TASK DIRECTIONS:
Examine each line of the listing below. Copy those in which the string "appendagectomy" appears.

DATASET EXTRACT:
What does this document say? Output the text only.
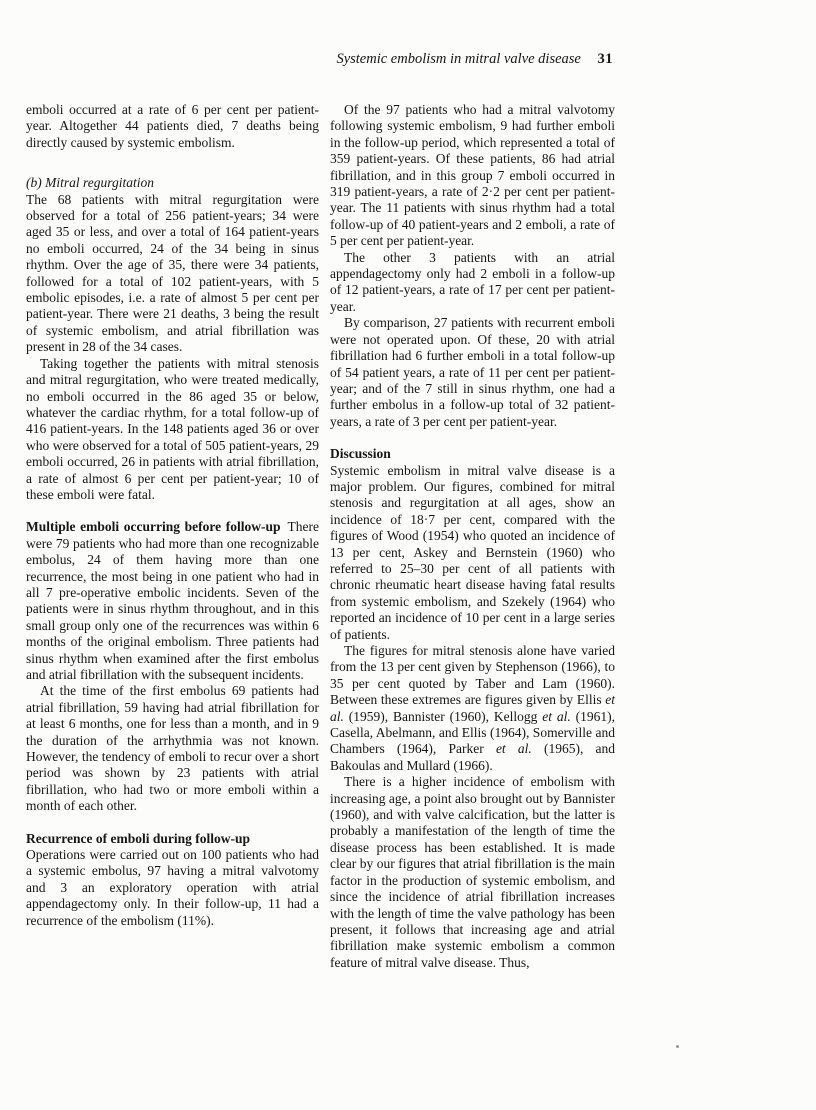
Systemic embolism in mitral valve disease 31

emboli occurred at a rate of 6 per cent per patient-year. Altogether 44 patients died, 7 deaths being directly caused by systemic embolism.

(b) Mitral regurgitation

The 68 patients with mitral regurgitation were observed for a total of 256 patient-years; 34 were aged 35 or less, and over a total of 164 patient-years no emboli occurred, 24 of the 34 being in sinus rhythm. Over the age of 35, there were 34 patients, followed for a total of 102 patient-years, with 5 embolic episodes, i.e. a rate of almost 5 per cent per patient-year. There were 21 deaths, 3 being the result of systemic embolism, and atrial fibrillation was present in 28 of the 34 cases.

Taking together the patients with mitral stenosis and mitral regurgitation, who were treated medically, no emboli occurred in the 86 aged 35 or below, whatever the cardiac rhythm, for a total follow-up of 416 patient-years. In the 148 patients aged 36 or over who were observed for a total of 505 patient-years, 29 emboli occurred, 26 in patients with atrial fibrillation, a rate of almost 6 per cent per patient-year; 10 of these emboli were fatal.

Multiple emboli occurring before follow-up There were 79 patients who had more than one recognizable embolus, 24 of them having more than one recurrence, the most being in one patient who had in all 7 pre-operative embolic incidents. Seven of the patients were in sinus rhythm throughout, and in this small group only one of the recurrences was within 6 months of the original embolism. Three patients had sinus rhythm when examined after the first embolus and atrial fibrillation with the subsequent incidents.

At the time of the first embolus 69 patients had atrial fibrillation, 59 having had atrial fibrillation for at least 6 months, one for less than a month, and in 9 the duration of the arrhythmia was not known. However, the tendency of emboli to recur over a short period was shown by 23 patients with atrial fibrillation, who had two or more emboli within a month of each other.

Recurrence of emboli during follow-up

Operations were carried out on 100 patients who had a systemic embolus, 97 having a mitral valvotomy and 3 an exploratory operation with atrial appendagectomy only. In their follow-up, 11 had a recurrence of the embolism (11%).

Of the 97 patients who had a mitral valvotomy following systemic embolism, 9 had further emboli in the follow-up period, which represented a total of 359 patient-years. Of these patients, 86 had atrial fibrillation, and in this group 7 emboli occurred in 319 patient-years, a rate of 2·2 per cent per patient-year. The 11 patients with sinus rhythm had a total follow-up of 40 patient-years and 2 emboli, a rate of 5 per cent per patient-year.

The other 3 patients with an atrial appendagectomy only had 2 emboli in a follow-up of 12 patient-years, a rate of 17 per cent per patient-year.

By comparison, 27 patients with recurrent emboli were not operated upon. Of these, 20 with atrial fibrillation had 6 further emboli in a total follow-up of 54 patient years, a rate of 11 per cent per patient-year; and of the 7 still in sinus rhythm, one had a further embolus in a follow-up total of 32 patient-years, a rate of 3 per cent per patient-year.

Discussion

Systemic embolism in mitral valve disease is a major problem. Our figures, combined for mitral stenosis and regurgitation at all ages, show an incidence of 18·7 per cent, compared with the figures of Wood (1954) who quoted an incidence of 13 per cent, Askey and Bernstein (1960) who referred to 25–30 per cent of all patients with chronic rheumatic heart disease having fatal results from systemic embolism, and Szekely (1964) who reported an incidence of 10 per cent in a large series of patients.

The figures for mitral stenosis alone have varied from the 13 per cent given by Stephenson (1966), to 35 per cent quoted by Taber and Lam (1960). Between these extremes are figures given by Ellis et al. (1959), Bannister (1960), Kellogg et al. (1961), Casella, Abelmann, and Ellis (1964), Somerville and Chambers (1964), Parker et al. (1965), and Bakoulas and Mullard (1966).

There is a higher incidence of embolism with increasing age, a point also brought out by Bannister (1960), and with valve calcification, but the latter is probably a manifestation of the length of time the disease process has been established. It is made clear by our figures that atrial fibrillation is the main factor in the production of systemic embolism, and since the incidence of atrial fibrillation increases with the length of time the valve pathology has been present, it follows that increasing age and atrial fibrillation make systemic embolism a common feature of mitral valve disease. Thus,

RESULT:
Operations were carried out on 100 patients who had a systemic embolus, 97 having a mitral valvotomy and 3 an exploratory operation with atrial appendagectomy only. In their follow-up, 11 had a recurrence of the embolism (11%).
The other 3 patients with an atrial appendagectomy only had 2 emboli in a follow-up of 12 patient-years, a rate of 17 per cent per patient-year.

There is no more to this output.